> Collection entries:
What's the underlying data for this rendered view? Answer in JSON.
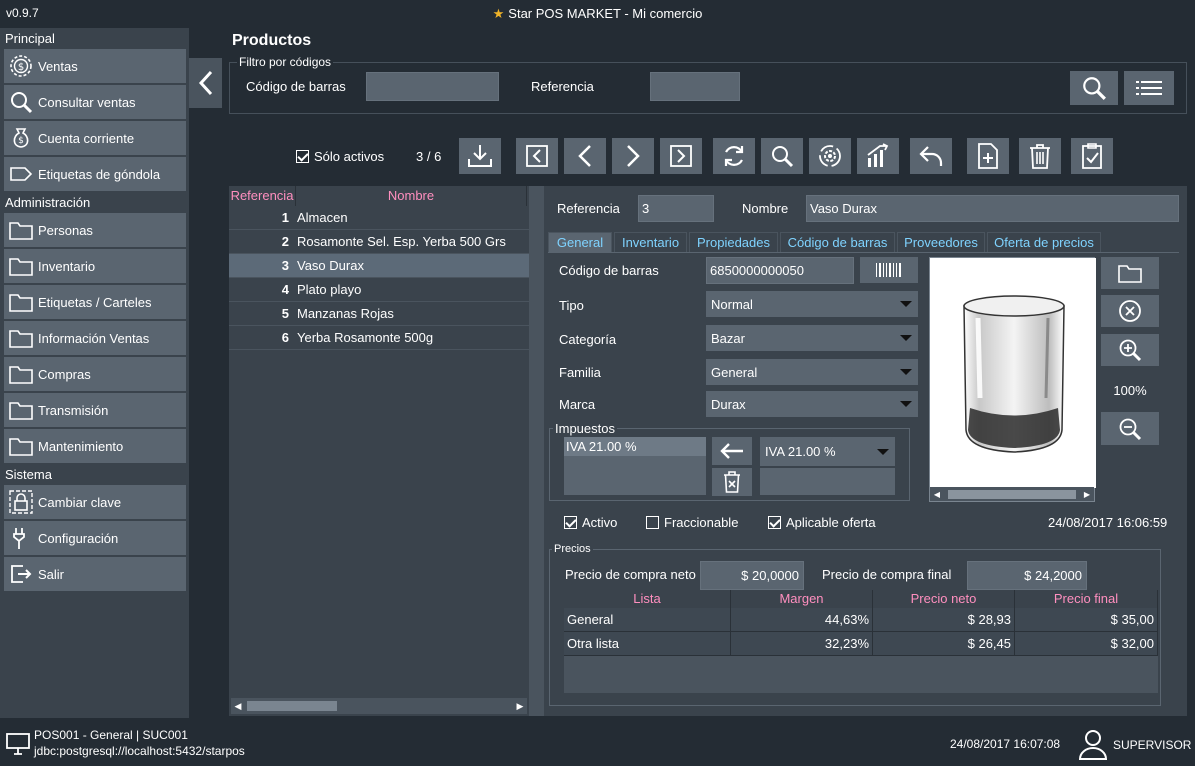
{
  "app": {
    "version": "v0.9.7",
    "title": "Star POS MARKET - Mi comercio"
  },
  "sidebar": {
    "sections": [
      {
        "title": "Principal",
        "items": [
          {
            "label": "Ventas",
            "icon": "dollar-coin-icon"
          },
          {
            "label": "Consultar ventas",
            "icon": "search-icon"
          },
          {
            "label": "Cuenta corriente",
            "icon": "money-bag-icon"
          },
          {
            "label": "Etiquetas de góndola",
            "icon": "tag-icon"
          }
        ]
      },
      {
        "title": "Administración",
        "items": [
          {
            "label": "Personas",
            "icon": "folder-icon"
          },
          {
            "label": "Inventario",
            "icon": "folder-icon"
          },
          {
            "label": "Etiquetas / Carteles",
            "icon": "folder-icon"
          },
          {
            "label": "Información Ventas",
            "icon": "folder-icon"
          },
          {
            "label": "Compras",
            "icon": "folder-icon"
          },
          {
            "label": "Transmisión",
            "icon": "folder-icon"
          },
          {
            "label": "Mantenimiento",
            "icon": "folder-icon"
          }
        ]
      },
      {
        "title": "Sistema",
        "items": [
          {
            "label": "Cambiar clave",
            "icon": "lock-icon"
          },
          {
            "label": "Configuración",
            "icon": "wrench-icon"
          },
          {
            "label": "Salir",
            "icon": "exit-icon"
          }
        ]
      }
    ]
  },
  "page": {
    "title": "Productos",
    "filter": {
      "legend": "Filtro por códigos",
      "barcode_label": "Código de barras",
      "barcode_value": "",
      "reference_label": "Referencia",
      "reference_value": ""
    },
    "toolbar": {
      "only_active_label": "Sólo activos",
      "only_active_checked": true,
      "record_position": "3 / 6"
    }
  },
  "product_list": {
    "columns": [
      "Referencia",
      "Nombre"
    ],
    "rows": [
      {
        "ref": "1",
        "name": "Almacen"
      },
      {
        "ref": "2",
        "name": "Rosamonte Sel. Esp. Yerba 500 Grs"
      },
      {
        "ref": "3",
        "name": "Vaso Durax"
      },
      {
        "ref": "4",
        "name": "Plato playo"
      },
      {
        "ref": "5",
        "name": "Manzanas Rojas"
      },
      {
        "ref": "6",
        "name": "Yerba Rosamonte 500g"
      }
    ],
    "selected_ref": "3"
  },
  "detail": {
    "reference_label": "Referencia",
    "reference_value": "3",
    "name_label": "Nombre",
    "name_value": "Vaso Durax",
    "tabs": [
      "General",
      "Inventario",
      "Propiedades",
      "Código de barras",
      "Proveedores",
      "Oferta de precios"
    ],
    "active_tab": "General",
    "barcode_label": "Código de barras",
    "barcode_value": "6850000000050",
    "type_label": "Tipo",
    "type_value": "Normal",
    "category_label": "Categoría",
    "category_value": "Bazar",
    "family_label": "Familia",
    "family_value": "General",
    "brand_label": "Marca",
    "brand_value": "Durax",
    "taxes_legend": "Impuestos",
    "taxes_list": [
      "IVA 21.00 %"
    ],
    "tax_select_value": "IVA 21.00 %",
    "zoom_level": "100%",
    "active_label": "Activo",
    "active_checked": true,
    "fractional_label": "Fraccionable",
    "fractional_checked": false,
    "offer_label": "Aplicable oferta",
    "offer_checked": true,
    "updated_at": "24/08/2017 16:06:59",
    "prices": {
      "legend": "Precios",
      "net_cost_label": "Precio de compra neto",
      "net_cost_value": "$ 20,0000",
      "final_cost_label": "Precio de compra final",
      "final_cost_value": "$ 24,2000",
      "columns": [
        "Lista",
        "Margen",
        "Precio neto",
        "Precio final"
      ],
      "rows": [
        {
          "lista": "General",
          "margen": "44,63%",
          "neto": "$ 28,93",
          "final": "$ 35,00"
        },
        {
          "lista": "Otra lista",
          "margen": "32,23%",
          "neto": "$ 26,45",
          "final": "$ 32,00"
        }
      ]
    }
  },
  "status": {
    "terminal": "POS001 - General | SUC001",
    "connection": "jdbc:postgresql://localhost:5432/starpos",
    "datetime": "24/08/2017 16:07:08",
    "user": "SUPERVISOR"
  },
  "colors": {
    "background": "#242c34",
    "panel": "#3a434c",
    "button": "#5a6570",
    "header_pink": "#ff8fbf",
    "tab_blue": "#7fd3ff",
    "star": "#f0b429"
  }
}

> GIVEN TASK: Copy out all the records exactly, excluding pictures.

> THE COMPLETED TASK:
What's the underlying data for this rendered view? Answer in JSON.
{
  "app": {
    "version": "v0.9.7",
    "title": "Star POS MARKET - Mi comercio"
  },
  "sidebar": {
    "sections": [
      {
        "title": "Principal",
        "items": [
          {
            "label": "Ventas",
            "icon": "dollar-coin-icon"
          },
          {
            "label": "Consultar ventas",
            "icon": "search-icon"
          },
          {
            "label": "Cuenta corriente",
            "icon": "money-bag-icon"
          },
          {
            "label": "Etiquetas de góndola",
            "icon": "tag-icon"
          }
        ]
      },
      {
        "title": "Administración",
        "items": [
          {
            "label": "Personas",
            "icon": "folder-icon"
          },
          {
            "label": "Inventario",
            "icon": "folder-icon"
          },
          {
            "label": "Etiquetas / Carteles",
            "icon": "folder-icon"
          },
          {
            "label": "Información Ventas",
            "icon": "folder-icon"
          },
          {
            "label": "Compras",
            "icon": "folder-icon"
          },
          {
            "label": "Transmisión",
            "icon": "folder-icon"
          },
          {
            "label": "Mantenimiento",
            "icon": "folder-icon"
          }
        ]
      },
      {
        "title": "Sistema",
        "items": [
          {
            "label": "Cambiar clave",
            "icon": "lock-icon"
          },
          {
            "label": "Configuración",
            "icon": "wrench-icon"
          },
          {
            "label": "Salir",
            "icon": "exit-icon"
          }
        ]
      }
    ]
  },
  "page": {
    "title": "Productos",
    "filter": {
      "legend": "Filtro por códigos",
      "barcode_label": "Código de barras",
      "barcode_value": "",
      "reference_label": "Referencia",
      "reference_value": ""
    },
    "toolbar": {
      "only_active_label": "Sólo activos",
      "only_active_checked": true,
      "record_position": "3 / 6"
    }
  },
  "product_list": {
    "columns": [
      "Referencia",
      "Nombre"
    ],
    "rows": [
      {
        "ref": "1",
        "name": "Almacen"
      },
      {
        "ref": "2",
        "name": "Rosamonte Sel. Esp. Yerba 500 Grs"
      },
      {
        "ref": "3",
        "name": "Vaso Durax"
      },
      {
        "ref": "4",
        "name": "Plato playo"
      },
      {
        "ref": "5",
        "name": "Manzanas Rojas"
      },
      {
        "ref": "6",
        "name": "Yerba Rosamonte 500g"
      }
    ],
    "selected_ref": "3"
  },
  "detail": {
    "reference_label": "Referencia",
    "reference_value": "3",
    "name_label": "Nombre",
    "name_value": "Vaso Durax",
    "tabs": [
      "General",
      "Inventario",
      "Propiedades",
      "Código de barras",
      "Proveedores",
      "Oferta de precios"
    ],
    "active_tab": "General",
    "barcode_label": "Código de barras",
    "barcode_value": "6850000000050",
    "type_label": "Tipo",
    "type_value": "Normal",
    "category_label": "Categoría",
    "category_value": "Bazar",
    "family_label": "Familia",
    "family_value": "General",
    "brand_label": "Marca",
    "brand_value": "Durax",
    "taxes_legend": "Impuestos",
    "taxes_list": [
      "IVA 21.00 %"
    ],
    "tax_select_value": "IVA 21.00 %",
    "zoom_level": "100%",
    "active_label": "Activo",
    "active_checked": true,
    "fractional_label": "Fraccionable",
    "fractional_checked": false,
    "offer_label": "Aplicable oferta",
    "offer_checked": true,
    "updated_at": "24/08/2017 16:06:59",
    "prices": {
      "legend": "Precios",
      "net_cost_label": "Precio de compra neto",
      "net_cost_value": "$ 20,0000",
      "final_cost_label": "Precio de compra final",
      "final_cost_value": "$ 24,2000",
      "columns": [
        "Lista",
        "Margen",
        "Precio neto",
        "Precio final"
      ],
      "rows": [
        {
          "lista": "General",
          "margen": "44,63%",
          "neto": "$ 28,93",
          "final": "$ 35,00"
        },
        {
          "lista": "Otra lista",
          "margen": "32,23%",
          "neto": "$ 26,45",
          "final": "$ 32,00"
        }
      ]
    }
  },
  "status": {
    "terminal": "POS001 - General | SUC001",
    "connection": "jdbc:postgresql://localhost:5432/starpos",
    "datetime": "24/08/2017 16:07:08",
    "user": "SUPERVISOR"
  },
  "colors": {
    "background": "#242c34",
    "panel": "#3a434c",
    "button": "#5a6570",
    "header_pink": "#ff8fbf",
    "tab_blue": "#7fd3ff",
    "star": "#f0b429"
  }
}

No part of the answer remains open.